START
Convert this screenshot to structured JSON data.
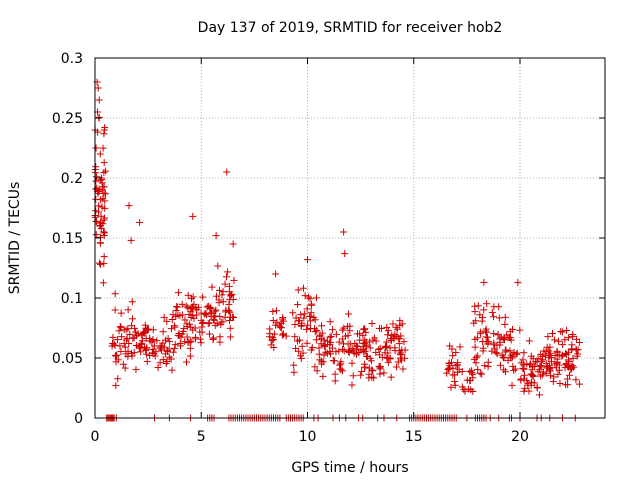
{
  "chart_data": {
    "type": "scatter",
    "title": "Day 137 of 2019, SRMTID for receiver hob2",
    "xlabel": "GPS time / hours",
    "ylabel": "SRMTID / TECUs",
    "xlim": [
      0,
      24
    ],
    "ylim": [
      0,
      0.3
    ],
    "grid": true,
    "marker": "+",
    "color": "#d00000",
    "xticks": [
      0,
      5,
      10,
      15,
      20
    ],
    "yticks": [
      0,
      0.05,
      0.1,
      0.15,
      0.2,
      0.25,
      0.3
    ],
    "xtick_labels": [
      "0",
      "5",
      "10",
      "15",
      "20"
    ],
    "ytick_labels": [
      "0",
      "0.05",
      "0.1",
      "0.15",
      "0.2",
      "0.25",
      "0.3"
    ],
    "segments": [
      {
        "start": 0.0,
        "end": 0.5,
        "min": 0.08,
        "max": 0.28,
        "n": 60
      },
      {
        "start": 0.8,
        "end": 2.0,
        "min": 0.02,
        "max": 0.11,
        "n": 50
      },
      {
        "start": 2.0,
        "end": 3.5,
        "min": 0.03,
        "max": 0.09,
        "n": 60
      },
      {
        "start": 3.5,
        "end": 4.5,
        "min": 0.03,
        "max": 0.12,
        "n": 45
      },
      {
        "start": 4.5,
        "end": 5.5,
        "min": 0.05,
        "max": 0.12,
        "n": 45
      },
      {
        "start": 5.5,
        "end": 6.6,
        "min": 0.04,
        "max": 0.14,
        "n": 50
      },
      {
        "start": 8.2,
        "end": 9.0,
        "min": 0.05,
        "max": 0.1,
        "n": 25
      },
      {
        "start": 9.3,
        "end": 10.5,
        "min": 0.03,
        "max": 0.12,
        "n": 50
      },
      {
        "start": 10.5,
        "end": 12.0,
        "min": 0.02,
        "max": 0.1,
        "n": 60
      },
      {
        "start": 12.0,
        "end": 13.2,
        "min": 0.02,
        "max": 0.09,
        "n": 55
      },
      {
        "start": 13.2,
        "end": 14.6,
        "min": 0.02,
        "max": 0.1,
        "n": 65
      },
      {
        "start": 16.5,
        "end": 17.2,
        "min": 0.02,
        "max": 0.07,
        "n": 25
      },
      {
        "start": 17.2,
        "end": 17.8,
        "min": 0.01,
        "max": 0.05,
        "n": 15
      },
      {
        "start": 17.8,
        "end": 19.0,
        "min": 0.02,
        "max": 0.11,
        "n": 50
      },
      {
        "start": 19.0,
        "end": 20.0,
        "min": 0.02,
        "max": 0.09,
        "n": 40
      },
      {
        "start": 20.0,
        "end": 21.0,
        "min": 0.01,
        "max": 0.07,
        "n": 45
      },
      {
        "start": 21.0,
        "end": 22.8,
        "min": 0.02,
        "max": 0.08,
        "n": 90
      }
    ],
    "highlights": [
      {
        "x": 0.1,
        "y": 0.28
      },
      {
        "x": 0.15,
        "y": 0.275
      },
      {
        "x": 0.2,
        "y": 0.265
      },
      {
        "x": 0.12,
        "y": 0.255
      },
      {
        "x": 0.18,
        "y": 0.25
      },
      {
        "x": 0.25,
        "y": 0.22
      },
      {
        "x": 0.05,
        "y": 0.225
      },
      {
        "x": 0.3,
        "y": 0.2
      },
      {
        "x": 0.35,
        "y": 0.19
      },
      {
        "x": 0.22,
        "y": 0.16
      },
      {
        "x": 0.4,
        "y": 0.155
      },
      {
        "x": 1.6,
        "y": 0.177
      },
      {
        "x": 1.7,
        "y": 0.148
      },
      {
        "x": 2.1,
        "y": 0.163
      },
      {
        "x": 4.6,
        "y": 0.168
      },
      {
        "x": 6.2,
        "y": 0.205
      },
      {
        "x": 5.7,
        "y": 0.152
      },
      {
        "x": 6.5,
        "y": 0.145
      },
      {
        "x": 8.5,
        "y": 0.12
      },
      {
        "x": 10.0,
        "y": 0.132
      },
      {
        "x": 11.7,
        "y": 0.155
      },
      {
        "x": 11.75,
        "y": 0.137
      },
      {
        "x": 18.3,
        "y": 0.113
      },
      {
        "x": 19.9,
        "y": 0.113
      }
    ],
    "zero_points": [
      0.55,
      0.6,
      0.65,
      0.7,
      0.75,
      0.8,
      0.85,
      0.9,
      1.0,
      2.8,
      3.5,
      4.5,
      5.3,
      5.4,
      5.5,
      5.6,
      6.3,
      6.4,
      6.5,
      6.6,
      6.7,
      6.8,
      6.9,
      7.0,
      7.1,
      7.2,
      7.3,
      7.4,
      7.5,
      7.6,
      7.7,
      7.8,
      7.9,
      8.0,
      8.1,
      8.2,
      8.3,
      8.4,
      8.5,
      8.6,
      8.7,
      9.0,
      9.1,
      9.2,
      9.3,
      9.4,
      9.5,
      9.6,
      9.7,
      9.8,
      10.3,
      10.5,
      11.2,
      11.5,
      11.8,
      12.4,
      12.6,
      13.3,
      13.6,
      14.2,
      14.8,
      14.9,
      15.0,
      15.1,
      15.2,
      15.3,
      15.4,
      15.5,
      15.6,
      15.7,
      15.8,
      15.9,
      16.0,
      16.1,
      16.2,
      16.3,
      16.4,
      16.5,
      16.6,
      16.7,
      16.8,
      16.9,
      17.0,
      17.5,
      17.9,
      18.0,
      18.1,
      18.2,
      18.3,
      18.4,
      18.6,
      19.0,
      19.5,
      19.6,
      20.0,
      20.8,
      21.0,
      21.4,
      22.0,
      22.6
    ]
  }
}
END
START
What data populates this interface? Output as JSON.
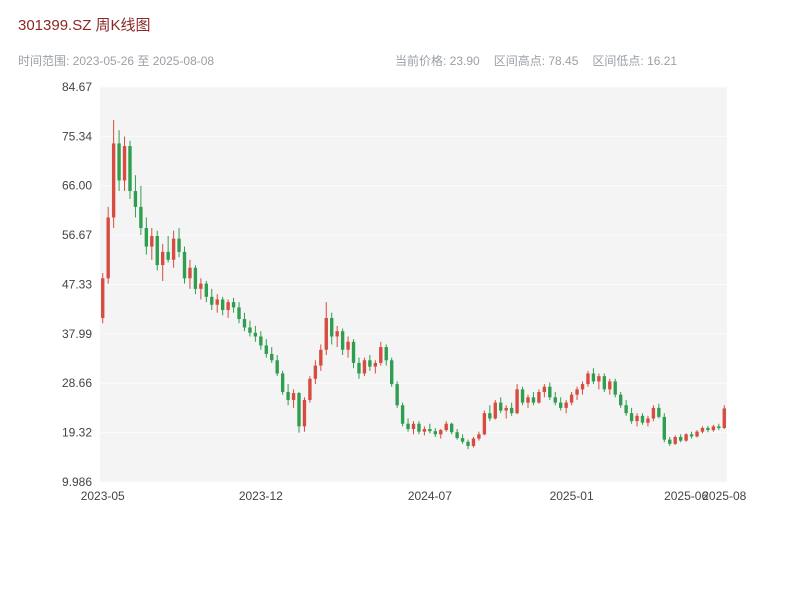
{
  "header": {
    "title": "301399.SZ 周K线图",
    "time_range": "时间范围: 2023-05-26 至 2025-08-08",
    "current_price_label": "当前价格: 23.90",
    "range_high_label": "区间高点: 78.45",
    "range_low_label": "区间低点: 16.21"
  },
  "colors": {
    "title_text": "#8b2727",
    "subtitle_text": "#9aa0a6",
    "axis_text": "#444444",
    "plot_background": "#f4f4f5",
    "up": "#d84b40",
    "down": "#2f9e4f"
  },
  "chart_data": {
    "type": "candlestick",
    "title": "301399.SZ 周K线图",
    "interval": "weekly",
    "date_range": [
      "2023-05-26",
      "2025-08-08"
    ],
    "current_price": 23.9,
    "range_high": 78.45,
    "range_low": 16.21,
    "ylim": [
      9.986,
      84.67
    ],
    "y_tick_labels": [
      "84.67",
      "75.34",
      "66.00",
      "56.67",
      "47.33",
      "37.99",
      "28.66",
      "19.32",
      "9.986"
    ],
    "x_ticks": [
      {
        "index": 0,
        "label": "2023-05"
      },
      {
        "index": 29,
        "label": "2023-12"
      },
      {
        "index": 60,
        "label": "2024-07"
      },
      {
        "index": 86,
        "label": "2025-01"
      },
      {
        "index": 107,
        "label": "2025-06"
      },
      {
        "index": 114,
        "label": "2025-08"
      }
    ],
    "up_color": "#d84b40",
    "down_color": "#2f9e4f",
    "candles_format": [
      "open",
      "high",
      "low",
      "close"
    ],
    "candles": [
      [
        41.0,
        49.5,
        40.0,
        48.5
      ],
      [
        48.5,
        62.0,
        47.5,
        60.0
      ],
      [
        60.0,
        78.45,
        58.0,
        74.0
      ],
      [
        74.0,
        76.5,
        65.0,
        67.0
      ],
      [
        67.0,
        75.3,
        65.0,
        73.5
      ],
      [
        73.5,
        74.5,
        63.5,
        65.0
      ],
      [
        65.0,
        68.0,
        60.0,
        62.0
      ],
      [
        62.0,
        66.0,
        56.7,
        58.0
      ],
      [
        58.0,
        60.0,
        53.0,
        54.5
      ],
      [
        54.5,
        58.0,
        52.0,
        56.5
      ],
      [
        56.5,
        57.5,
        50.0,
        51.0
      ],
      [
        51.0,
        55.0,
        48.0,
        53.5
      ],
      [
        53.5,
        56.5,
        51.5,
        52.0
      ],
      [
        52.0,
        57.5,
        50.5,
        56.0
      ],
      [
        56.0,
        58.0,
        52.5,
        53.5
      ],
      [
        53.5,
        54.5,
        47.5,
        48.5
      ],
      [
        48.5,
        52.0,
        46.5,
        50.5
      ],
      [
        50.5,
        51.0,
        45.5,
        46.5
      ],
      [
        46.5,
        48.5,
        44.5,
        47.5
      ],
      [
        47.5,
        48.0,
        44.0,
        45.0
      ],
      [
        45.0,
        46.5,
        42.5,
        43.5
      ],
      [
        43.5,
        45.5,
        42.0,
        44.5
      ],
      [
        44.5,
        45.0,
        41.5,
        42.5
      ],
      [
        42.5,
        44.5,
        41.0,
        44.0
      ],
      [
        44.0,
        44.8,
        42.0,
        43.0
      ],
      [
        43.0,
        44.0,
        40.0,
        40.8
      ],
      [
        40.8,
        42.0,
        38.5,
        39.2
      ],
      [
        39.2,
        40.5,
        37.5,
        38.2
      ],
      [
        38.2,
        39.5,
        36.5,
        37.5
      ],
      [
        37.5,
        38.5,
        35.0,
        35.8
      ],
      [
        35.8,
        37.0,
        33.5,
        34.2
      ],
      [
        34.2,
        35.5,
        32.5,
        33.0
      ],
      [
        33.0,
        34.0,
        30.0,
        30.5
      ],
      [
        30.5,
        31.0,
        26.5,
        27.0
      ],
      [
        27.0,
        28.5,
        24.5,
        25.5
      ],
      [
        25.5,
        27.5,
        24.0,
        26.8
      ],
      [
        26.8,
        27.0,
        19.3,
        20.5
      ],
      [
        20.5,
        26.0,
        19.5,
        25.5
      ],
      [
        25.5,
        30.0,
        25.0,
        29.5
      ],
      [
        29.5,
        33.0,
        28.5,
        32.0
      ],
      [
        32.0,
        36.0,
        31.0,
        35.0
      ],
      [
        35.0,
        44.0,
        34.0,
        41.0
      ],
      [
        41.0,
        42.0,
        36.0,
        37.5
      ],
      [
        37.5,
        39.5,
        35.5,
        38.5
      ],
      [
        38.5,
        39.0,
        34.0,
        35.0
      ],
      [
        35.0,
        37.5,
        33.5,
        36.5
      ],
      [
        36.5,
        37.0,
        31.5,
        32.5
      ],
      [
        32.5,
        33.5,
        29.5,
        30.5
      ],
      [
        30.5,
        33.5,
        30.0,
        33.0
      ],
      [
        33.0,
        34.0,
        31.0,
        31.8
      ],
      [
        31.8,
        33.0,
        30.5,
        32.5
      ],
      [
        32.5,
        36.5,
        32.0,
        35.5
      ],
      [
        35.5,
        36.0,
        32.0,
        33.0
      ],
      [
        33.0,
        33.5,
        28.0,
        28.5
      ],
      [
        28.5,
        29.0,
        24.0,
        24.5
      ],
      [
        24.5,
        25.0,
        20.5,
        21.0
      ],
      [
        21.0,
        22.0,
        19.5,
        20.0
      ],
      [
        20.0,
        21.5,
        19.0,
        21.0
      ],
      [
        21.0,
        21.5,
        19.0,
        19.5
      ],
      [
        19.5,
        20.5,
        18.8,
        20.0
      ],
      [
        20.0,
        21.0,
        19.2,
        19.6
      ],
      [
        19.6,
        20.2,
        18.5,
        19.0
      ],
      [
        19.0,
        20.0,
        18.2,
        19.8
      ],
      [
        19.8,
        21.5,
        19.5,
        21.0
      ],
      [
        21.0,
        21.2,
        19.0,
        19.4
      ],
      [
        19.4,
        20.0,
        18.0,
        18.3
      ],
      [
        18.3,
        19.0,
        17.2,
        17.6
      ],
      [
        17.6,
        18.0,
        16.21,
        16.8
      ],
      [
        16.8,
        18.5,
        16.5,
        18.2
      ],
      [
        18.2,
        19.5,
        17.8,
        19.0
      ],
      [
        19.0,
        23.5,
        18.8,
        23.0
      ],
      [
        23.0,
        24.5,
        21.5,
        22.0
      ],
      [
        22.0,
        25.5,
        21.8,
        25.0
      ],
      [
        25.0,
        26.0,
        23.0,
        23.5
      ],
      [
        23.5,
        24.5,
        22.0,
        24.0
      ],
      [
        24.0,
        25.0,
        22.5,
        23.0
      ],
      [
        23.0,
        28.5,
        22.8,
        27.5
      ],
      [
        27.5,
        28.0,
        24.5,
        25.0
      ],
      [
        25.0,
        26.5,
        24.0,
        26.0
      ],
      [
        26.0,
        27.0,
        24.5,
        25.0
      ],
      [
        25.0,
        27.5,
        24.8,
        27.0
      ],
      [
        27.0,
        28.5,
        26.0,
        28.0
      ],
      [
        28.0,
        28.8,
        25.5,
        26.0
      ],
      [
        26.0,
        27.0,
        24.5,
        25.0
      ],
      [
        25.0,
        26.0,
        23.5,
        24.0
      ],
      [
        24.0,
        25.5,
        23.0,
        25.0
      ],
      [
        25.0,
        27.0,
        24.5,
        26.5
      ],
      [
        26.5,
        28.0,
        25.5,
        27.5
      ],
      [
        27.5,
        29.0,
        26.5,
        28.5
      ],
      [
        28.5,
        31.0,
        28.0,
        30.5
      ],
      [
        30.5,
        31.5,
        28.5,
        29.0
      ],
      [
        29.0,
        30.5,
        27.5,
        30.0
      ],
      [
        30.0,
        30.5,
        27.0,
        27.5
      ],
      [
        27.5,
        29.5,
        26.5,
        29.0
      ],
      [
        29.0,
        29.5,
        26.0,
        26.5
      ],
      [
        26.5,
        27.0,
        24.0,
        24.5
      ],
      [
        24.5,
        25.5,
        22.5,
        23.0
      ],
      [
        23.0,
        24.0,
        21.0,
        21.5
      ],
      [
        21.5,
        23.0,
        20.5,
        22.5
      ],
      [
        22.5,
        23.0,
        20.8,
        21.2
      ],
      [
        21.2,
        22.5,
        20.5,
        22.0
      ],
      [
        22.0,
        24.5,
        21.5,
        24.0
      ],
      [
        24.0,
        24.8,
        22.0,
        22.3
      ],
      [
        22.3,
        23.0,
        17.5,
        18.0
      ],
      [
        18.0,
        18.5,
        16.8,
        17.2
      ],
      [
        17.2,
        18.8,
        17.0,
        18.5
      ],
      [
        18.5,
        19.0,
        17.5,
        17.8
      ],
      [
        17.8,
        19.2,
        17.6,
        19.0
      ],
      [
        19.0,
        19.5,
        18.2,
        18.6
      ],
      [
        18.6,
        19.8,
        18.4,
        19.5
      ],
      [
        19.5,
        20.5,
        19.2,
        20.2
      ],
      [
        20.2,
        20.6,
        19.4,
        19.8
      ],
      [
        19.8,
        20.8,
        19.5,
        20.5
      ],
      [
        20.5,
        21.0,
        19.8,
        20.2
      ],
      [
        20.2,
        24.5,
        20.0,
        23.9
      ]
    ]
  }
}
END
=== Exercise prompt ===
Scan the entries above. Copy each line that has the string "this".

=== The answer ===
Convert this screenshot to structured JSON data.
What data populates this interface? Output as JSON.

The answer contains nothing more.